>> Begin Extracted records

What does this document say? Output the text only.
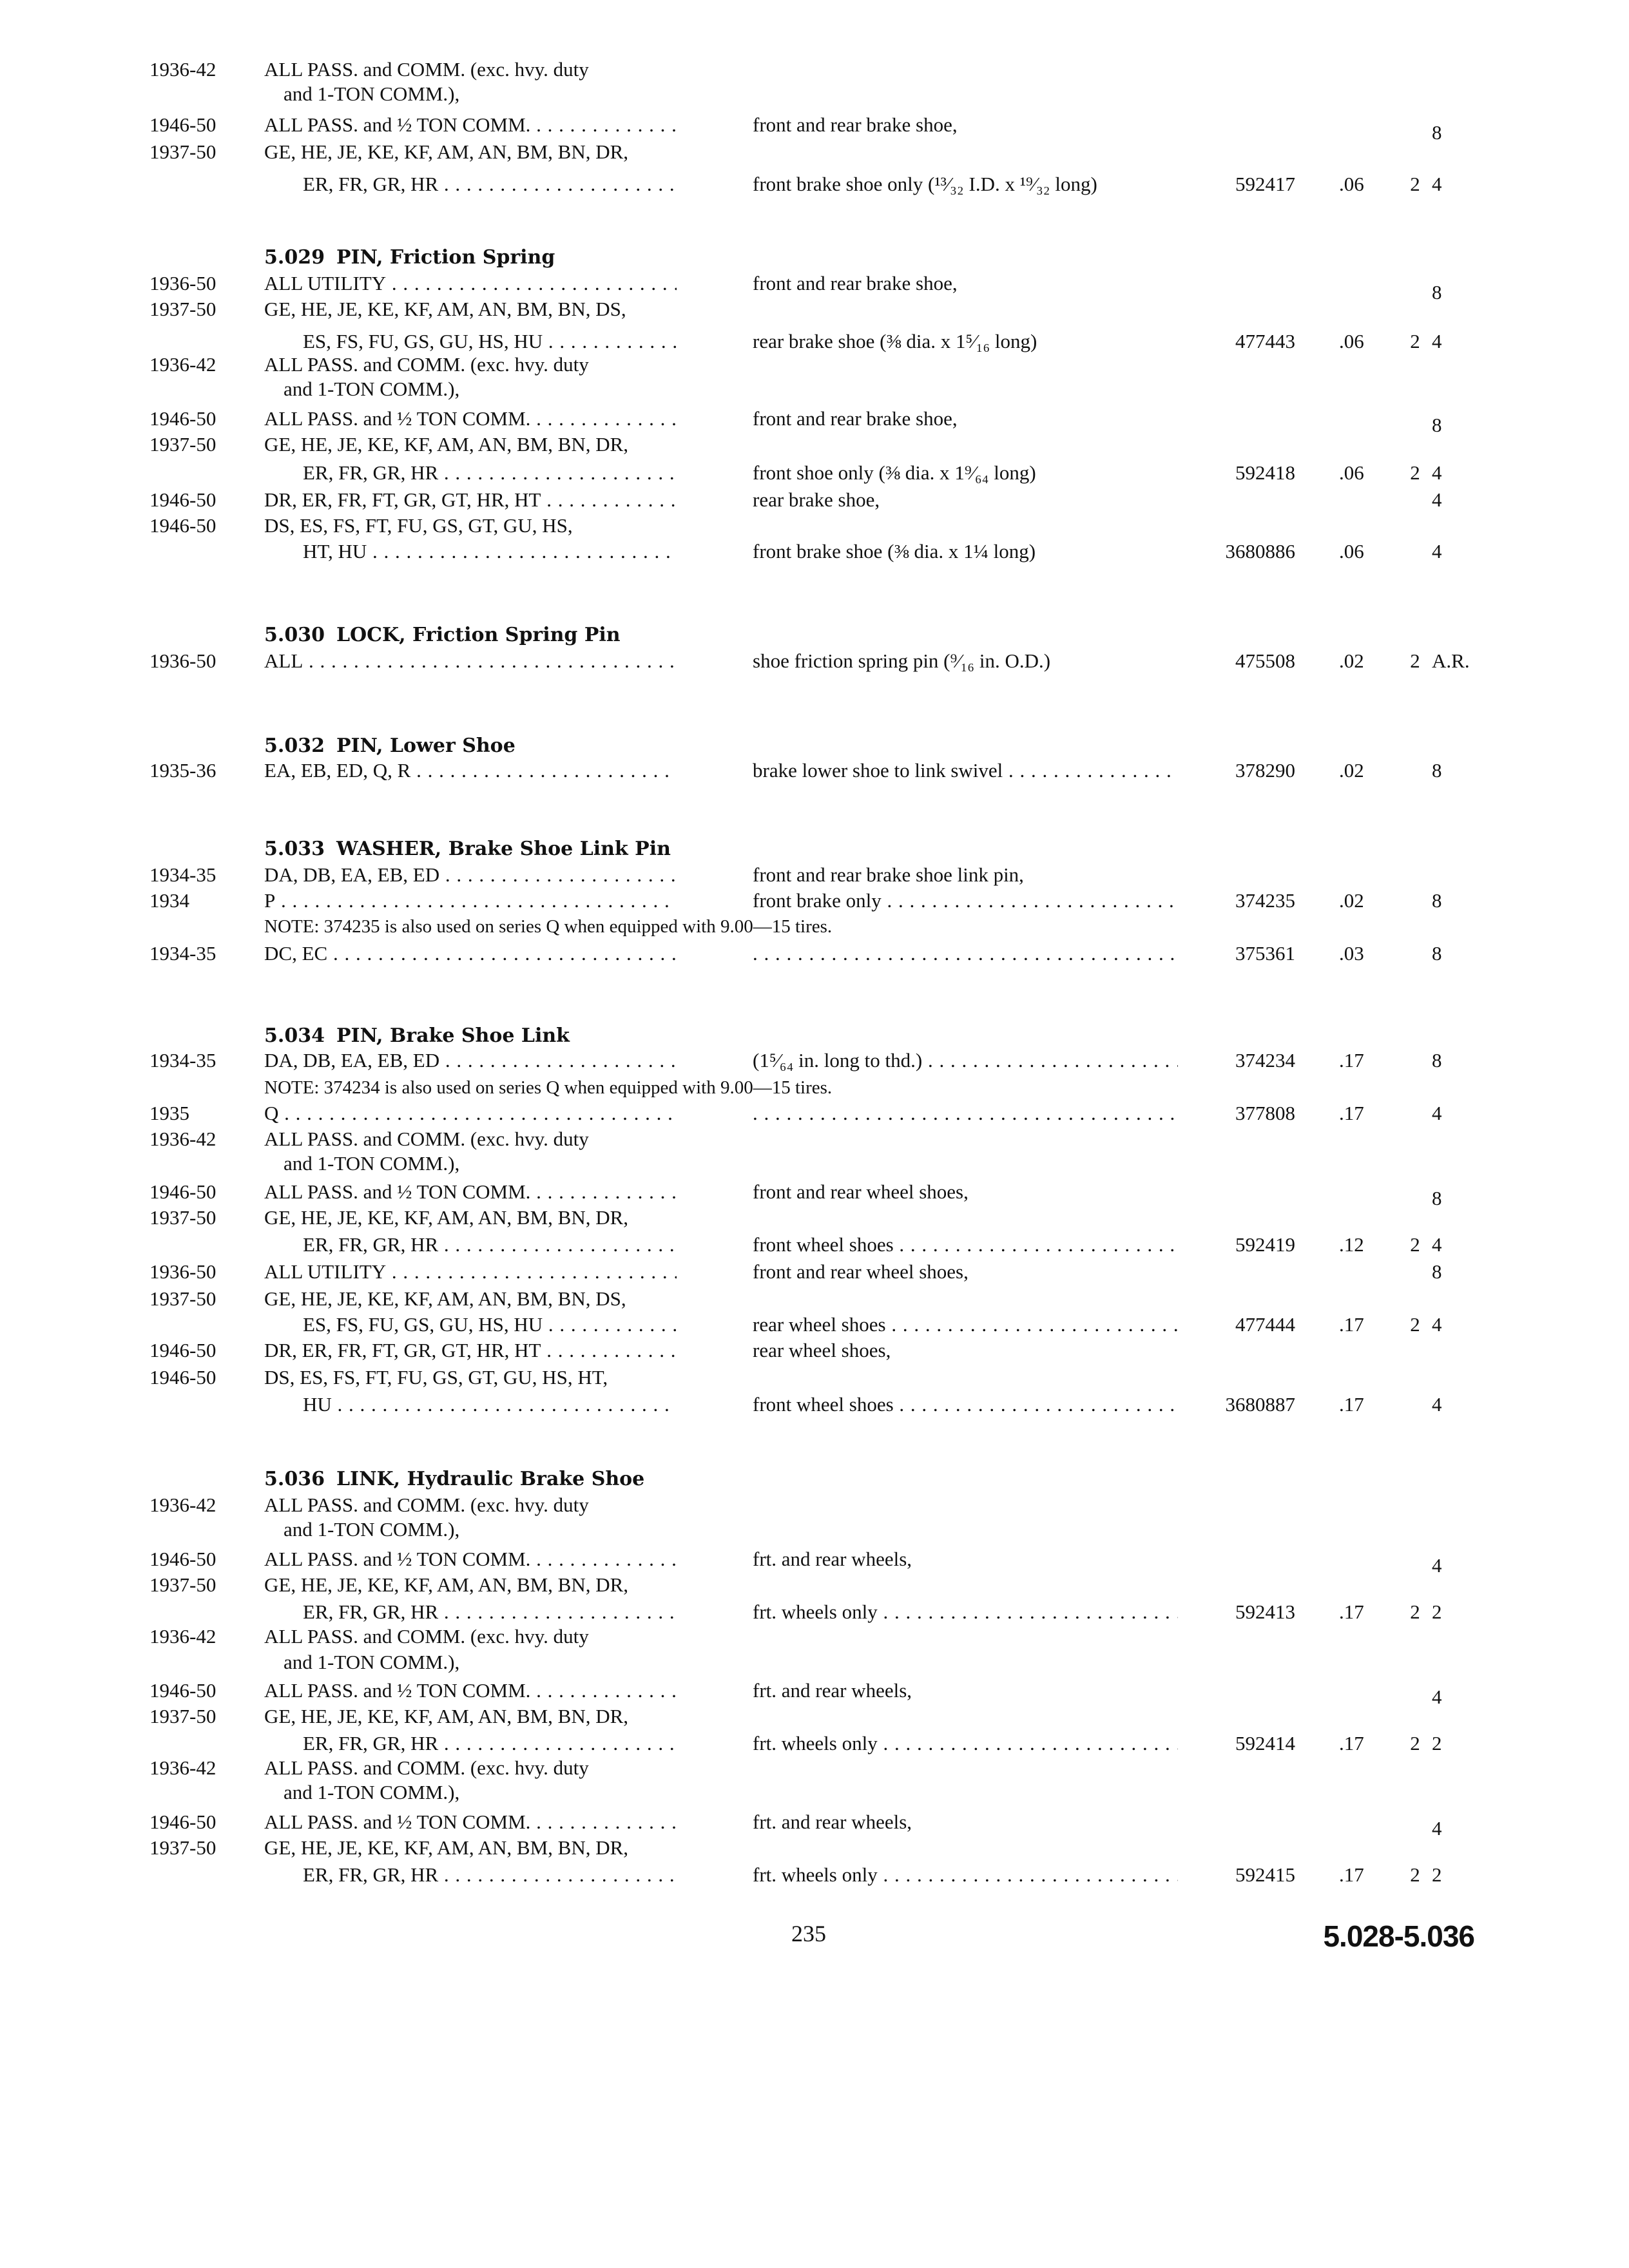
5.029 PIN, Friction Spring
5.030 LOCK, Friction Spring Pin
5.032 PIN, Lower Shoe
5.033 WASHER, Brake Shoe Link Pin
5.034 PIN, Brake Shoe Link
5.036 LINK, Hydraulic Brake Shoe
NOTE: 374235 is also used on series Q when equipped with 9.00—15 tires.
NOTE: 374234 is also used on series Q when equipped with 9.00—15 tires.
1936-42	ALL PASS. and COMM. (exc. hvy. duty
and 1-TON COMM.),
1946-50	ALL PASS. and ½ TON COMM. . . .	front and rear brake shoe,	8
1937-50	GE, HE, JE, KE, KF, AM, AN, BM, BN, DR,
ER, FR, GR, HR . . .	front brake shoe only (¹³⁄₃₂ I.D. x ¹⁹⁄₃₂ long)	592417 .06	2 4
1936-50	ALL UTILITY . . .	front and rear brake shoe,	8
1937-50	GE, HE, JE, KE, KF, AM, AN, BM, BN, DS,
ES, FS, FU, GS, GU, HS, HU . . .	rear brake shoe (⅜ dia. x 1⁵⁄₁₆ long)	477443 .06	2 4
1936-42	ALL PASS. and COMM. (exc. hvy. duty
and 1-TON COMM.),
1946-50	ALL PASS. and ½ TON COMM. . . .	front and rear brake shoe,	8
1937-50	GE, HE, JE, KE, KF, AM, AN, BM, BN, DR,
ER, FR, GR, HR . . .	front shoe only (⅜ dia. x 1⁹⁄₆₄ long)	592418 .06	2 4
1946-50	DR, ER, FR, FT, GR, GT, HR, HT . . .	rear brake shoe,	4
1946-50	DS, ES, FS, FT, FU, GS, GT, GU, HS,
HT, HU . . .	front brake shoe (⅜ dia. x 1¼ long)	3680886 .06	4
1936-50	ALL . . .	shoe friction spring pin (⁹⁄₁₆ in. O.D.)	475508 .02	2 A.R.
1935-36	EA, EB, ED, Q, R . . .	brake lower shoe to link swivel . . .	378290 .02	8
1934-35	DA, DB, EA, EB, ED . . .	front and rear brake shoe link pin,
1934	P . . .	front brake only . . .	374235 .02	8
1934-35	DC, EC . . . . . .	375361 .03	8
1934-35	DA, DB, EA, EB, ED . . .	(1⁵⁄₆₄ in. long to thd.) . . .	374234 .17	8
1935	Q . . . . . .	377808 .17	4
1936-42	ALL PASS. and COMM. (exc. hvy. duty
and 1-TON COMM.),
1946-50	ALL PASS. and ½ TON COMM. . . .	front and rear wheel shoes,	8
1937-50	GE, HE, JE, KE, KF, AM, AN, BM, BN, DR,
ER, FR, GR, HR . . .	front wheel shoes . . .	592419 .12	2 4
1936-50	ALL UTILITY . . .	front and rear wheel shoes,	8
1937-50	GE, HE, JE, KE, KF, AM, AN, BM, BN, DS,
ES, FS, FU, GS, GU, HS, HU . . .	rear wheel shoes . . .	477444 .17	2 4
1946-50	DR, ER, FR, FT, GR, GT, HR, HT . . .	rear wheel shoes,
1946-50	DS, ES, FS, FT, FU, GS, GT, GU, HS, HT,
HU . . .	front wheel shoes . . .	3680887 .17	4
1936-42	ALL PASS. and COMM. (exc. hvy. duty
and 1-TON COMM.),
1946-50	ALL PASS. and ½ TON COMM. . . .	frt. and rear wheels,	4
1937-50	GE, HE, JE, KE, KF, AM, AN, BM, BN, DR,
ER, FR, GR, HR . . .	frt. wheels only . . .	592413 .17	2 2
1936-42	ALL PASS. and COMM. (exc. hvy. duty
and 1-TON COMM.),
1946-50	ALL PASS. and ½ TON COMM. . . .	frt. and rear wheels,	4
1937-50	GE, HE, JE, KE, KF, AM, AN, BM, BN, DR,
ER, FR, GR, HR . . .	frt. wheels only . . .	592414 .17	2 2
1936-42	ALL PASS. and COMM. (exc. hvy. duty
and 1-TON COMM.),
1946-50	ALL PASS. and ½ TON COMM. . . .	frt. and rear wheels,	4
1937-50	GE, HE, JE, KE, KF, AM, AN, BM, BN, DR,
ER, FR, GR, HR . . .	frt. wheels only . . .	592415 .17	2 2
235	5.028-5.036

>> End Extracted records

■ **What to work on**: Ascertain the number of lines in the entries that include the word "UTILITY", and report only that number.

■ **Final result**: 2